_WORK TO BE COMPLETED_
Your task is to copy every line of the entries that contains "Land".

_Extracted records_
● ● ● ●

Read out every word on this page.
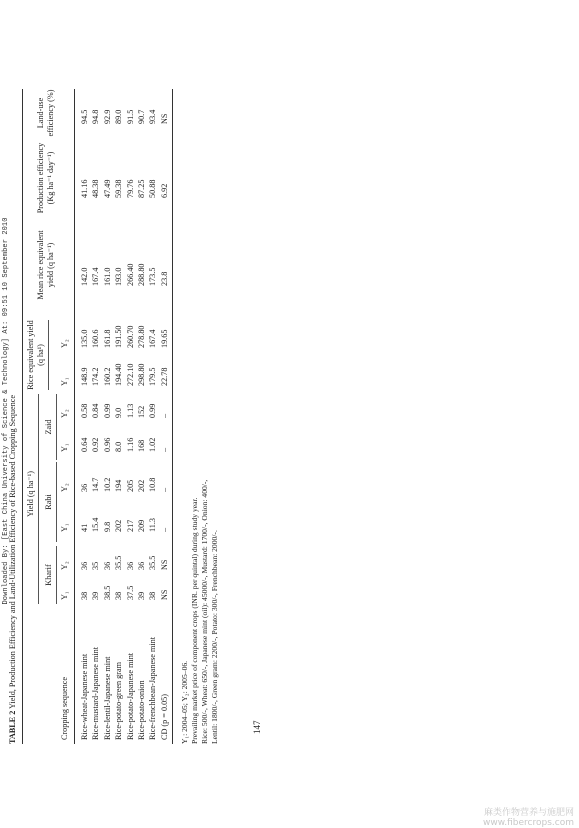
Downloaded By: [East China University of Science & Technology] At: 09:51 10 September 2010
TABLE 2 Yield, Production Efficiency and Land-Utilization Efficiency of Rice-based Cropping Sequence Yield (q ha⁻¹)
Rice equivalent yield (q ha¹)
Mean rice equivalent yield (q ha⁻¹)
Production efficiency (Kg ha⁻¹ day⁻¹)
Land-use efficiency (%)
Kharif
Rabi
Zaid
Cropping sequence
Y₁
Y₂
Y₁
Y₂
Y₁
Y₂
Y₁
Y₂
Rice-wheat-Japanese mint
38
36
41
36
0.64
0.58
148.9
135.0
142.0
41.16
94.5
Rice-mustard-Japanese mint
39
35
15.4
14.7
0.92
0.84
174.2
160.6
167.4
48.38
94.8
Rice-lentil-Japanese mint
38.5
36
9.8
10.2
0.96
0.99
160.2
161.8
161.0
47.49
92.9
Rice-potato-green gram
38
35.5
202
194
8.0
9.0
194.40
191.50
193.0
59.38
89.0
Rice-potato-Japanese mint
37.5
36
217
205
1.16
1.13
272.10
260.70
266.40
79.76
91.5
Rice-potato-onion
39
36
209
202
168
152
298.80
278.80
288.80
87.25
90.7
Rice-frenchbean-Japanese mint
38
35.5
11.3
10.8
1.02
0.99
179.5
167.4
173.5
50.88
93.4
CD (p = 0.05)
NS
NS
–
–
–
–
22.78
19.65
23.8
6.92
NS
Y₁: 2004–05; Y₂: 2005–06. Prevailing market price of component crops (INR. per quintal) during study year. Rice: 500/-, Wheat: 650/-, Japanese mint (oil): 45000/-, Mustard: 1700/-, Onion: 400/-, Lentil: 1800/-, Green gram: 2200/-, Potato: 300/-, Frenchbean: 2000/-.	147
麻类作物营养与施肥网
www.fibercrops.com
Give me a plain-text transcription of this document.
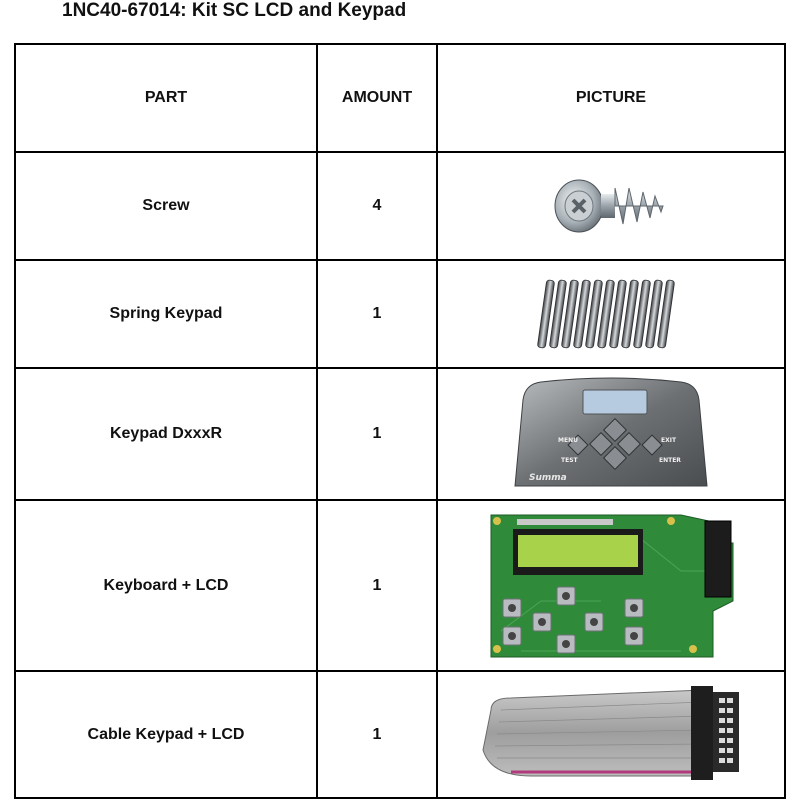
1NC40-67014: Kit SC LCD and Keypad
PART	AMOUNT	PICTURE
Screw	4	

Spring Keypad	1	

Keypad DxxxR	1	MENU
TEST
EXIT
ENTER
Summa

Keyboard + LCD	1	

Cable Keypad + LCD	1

● ● ● ●

_RESULT_
TABLE 2 Yield, Production Efficiency and Land-Utilization Efficiency of Rice-based Cropping Sequence Yield (q ha⁻¹)
Land-use efficiency (%)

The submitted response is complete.